* _TO BE DONE_
Show all lines from the data that include the word "image".
------------------------------------------------------------------------
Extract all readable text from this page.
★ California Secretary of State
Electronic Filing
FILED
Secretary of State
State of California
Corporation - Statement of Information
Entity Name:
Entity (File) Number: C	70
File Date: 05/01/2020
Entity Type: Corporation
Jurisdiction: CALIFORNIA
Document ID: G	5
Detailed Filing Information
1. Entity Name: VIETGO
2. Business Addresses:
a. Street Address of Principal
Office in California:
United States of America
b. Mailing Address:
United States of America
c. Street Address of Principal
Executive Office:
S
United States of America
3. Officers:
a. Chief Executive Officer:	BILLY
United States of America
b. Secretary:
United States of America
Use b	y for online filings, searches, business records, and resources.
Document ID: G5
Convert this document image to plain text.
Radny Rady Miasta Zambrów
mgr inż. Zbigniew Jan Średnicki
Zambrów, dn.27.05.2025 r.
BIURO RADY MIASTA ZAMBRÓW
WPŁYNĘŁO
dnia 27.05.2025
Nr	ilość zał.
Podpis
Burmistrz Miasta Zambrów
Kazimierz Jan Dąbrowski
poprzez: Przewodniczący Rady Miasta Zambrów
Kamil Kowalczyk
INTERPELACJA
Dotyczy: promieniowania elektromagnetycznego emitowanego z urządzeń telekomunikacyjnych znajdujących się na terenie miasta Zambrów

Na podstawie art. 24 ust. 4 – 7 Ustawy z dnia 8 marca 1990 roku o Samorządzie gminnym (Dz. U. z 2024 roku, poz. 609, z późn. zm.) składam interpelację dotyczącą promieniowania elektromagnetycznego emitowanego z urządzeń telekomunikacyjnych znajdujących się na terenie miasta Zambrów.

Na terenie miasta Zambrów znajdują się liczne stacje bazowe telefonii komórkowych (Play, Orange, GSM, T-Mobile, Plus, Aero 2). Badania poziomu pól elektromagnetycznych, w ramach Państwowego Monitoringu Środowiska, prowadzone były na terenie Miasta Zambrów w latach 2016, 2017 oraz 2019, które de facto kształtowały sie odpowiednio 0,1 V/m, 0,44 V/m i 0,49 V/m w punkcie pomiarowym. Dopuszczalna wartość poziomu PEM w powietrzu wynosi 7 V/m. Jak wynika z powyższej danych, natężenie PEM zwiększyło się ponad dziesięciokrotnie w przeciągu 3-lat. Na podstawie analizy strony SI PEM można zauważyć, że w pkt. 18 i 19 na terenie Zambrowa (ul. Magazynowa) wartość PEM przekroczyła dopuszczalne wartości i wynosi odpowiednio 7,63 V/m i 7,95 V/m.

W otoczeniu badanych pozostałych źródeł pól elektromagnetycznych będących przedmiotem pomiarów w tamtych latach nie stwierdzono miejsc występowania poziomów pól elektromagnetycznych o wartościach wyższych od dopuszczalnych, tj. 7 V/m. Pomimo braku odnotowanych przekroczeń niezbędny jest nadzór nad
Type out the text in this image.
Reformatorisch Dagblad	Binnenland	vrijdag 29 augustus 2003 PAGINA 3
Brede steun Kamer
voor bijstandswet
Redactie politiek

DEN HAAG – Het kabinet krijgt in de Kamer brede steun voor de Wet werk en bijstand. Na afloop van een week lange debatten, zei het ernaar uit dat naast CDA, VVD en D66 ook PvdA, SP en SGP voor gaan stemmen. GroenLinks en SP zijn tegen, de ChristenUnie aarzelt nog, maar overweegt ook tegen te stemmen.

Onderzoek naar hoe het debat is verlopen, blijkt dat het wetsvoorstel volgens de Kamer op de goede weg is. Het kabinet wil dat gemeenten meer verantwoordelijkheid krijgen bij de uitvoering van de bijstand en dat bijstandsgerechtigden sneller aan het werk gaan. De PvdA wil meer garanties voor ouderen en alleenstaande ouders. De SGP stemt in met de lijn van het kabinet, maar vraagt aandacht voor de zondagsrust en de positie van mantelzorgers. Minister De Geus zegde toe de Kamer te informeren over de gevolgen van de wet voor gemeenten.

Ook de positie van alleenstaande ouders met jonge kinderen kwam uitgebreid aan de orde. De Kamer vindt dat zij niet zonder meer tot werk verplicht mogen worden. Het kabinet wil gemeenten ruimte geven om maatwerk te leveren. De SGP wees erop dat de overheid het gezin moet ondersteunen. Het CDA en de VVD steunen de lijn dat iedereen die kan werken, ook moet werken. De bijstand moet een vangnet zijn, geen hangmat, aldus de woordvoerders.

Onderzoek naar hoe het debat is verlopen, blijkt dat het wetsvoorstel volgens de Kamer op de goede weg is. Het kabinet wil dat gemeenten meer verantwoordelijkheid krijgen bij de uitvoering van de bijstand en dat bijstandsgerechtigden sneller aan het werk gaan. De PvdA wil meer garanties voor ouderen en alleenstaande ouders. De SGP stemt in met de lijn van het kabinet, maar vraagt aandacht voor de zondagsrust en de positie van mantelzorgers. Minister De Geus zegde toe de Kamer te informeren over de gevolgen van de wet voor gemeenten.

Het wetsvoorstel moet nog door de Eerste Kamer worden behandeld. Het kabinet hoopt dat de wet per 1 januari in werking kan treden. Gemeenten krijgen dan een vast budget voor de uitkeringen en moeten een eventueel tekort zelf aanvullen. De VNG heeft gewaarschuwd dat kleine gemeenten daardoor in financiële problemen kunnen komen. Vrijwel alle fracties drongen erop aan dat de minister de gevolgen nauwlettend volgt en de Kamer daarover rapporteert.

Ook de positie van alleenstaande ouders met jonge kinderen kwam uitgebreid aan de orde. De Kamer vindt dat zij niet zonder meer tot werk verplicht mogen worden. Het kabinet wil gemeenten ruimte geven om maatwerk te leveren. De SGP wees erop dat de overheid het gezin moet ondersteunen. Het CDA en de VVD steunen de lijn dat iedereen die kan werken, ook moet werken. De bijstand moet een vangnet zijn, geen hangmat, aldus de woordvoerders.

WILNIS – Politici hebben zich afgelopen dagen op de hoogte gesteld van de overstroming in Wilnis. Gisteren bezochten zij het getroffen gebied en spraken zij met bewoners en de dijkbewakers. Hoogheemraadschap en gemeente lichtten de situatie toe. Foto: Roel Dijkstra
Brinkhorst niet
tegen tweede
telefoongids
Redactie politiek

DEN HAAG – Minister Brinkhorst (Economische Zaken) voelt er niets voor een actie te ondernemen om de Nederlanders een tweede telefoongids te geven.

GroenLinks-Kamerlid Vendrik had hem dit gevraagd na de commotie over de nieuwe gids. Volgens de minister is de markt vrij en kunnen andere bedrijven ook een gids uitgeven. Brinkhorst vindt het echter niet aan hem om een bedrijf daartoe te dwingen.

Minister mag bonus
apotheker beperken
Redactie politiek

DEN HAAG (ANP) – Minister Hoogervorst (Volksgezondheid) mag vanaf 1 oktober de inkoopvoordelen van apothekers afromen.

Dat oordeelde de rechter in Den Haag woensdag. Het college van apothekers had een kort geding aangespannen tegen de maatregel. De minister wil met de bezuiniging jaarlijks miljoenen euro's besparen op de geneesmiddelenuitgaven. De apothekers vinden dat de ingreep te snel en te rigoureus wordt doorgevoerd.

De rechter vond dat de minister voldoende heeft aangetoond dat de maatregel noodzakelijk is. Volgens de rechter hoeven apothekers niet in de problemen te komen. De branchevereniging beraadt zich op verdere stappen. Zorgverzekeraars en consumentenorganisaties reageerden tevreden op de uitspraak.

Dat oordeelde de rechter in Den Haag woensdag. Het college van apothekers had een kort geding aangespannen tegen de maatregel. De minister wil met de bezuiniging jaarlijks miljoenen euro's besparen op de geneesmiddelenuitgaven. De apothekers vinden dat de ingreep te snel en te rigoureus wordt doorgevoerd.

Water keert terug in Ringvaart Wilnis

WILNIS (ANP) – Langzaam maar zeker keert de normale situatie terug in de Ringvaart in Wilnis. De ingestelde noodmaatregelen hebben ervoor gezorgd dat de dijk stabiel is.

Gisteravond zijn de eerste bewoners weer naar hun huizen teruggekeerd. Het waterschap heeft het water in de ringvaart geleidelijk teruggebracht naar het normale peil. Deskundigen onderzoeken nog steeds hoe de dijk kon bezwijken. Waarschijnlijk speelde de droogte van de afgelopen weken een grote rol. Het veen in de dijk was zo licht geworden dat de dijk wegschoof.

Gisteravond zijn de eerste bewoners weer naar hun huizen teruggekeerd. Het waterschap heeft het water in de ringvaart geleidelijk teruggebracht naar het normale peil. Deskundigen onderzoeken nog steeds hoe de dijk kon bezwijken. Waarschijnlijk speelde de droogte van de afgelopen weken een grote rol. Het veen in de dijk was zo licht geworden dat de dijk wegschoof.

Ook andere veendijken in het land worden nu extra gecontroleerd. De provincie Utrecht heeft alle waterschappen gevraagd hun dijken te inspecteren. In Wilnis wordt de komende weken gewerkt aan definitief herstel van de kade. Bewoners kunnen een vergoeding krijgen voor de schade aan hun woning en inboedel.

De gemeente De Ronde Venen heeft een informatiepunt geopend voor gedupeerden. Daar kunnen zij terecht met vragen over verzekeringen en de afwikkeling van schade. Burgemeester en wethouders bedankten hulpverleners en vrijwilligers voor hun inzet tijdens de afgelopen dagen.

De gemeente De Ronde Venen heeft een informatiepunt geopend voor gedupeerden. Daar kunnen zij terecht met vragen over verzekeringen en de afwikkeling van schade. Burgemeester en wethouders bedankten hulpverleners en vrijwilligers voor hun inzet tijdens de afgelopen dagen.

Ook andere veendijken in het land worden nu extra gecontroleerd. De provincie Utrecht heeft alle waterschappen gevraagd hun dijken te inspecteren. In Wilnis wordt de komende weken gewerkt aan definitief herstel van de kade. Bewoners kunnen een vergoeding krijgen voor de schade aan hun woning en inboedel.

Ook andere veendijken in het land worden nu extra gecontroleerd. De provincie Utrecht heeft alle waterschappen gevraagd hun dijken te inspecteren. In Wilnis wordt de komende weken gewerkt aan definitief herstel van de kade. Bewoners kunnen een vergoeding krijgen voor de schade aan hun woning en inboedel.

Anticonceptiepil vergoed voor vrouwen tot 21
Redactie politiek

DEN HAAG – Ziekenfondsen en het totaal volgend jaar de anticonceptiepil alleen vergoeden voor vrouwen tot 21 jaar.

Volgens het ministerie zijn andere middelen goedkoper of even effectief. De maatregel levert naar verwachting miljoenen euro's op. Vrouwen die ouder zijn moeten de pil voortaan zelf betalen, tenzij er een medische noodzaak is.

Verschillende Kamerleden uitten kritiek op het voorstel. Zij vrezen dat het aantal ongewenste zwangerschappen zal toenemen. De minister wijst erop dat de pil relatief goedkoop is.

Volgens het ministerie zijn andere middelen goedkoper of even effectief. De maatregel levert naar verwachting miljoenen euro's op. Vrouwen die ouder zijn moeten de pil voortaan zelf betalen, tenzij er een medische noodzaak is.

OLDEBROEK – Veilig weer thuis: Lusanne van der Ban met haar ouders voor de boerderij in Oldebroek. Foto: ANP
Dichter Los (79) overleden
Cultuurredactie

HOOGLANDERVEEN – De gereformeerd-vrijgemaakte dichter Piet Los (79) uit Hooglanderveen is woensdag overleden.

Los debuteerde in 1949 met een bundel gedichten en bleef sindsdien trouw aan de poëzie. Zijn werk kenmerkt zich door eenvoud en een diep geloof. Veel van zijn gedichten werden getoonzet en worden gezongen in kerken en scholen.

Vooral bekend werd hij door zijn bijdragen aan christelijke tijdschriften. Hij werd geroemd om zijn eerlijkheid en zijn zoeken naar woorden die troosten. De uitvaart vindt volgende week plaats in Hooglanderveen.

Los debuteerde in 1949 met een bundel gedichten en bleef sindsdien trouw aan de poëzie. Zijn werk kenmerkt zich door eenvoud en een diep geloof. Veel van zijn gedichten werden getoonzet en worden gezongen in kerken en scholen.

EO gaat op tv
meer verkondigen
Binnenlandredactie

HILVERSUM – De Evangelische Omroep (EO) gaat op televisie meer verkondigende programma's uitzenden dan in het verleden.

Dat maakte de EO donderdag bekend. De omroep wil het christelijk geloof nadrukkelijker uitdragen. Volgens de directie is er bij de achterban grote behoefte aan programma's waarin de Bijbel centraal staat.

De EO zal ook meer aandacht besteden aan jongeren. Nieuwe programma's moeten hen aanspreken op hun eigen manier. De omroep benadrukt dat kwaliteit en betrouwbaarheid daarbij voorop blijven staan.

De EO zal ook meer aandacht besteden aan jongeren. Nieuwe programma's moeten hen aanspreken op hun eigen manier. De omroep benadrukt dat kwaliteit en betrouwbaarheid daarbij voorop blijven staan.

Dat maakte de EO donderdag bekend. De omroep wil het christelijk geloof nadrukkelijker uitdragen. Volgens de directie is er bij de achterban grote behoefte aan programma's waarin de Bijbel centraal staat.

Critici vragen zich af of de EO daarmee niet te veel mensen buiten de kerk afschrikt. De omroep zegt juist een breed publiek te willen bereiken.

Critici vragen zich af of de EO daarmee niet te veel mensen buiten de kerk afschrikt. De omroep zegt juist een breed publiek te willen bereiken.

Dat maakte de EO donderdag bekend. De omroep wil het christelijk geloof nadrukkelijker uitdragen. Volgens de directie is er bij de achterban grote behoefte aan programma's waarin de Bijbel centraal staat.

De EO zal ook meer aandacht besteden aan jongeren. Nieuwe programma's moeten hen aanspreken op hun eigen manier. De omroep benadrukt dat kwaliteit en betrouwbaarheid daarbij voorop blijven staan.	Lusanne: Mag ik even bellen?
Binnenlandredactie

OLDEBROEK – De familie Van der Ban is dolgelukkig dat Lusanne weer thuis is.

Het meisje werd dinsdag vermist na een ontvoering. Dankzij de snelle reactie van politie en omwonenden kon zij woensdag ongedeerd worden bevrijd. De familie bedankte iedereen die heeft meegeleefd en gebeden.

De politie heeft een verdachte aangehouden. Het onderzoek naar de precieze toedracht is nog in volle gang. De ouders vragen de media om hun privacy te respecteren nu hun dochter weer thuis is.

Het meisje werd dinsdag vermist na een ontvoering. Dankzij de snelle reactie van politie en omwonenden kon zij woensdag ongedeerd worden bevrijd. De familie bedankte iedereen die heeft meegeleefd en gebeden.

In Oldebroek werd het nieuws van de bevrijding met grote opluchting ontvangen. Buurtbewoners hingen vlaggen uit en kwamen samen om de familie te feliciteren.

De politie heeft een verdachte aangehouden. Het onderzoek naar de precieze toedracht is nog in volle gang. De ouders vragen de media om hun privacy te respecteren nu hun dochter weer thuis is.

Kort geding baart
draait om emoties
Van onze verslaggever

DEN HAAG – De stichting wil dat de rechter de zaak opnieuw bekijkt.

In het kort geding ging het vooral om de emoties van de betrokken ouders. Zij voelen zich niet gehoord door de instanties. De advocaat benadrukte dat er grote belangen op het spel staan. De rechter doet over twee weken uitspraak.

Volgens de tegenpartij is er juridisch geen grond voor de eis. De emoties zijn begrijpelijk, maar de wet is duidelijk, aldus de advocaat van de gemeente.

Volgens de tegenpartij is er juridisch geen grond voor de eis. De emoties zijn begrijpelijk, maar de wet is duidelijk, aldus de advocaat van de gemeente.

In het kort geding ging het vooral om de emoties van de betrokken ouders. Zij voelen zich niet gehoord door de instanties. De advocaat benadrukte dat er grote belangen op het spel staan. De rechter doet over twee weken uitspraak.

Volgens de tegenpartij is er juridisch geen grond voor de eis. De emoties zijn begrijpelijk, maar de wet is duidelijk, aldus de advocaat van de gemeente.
------------------------------------------------------------------------
* _RESPONSE_
Convert this document image to plain text.
Type out the text in this image.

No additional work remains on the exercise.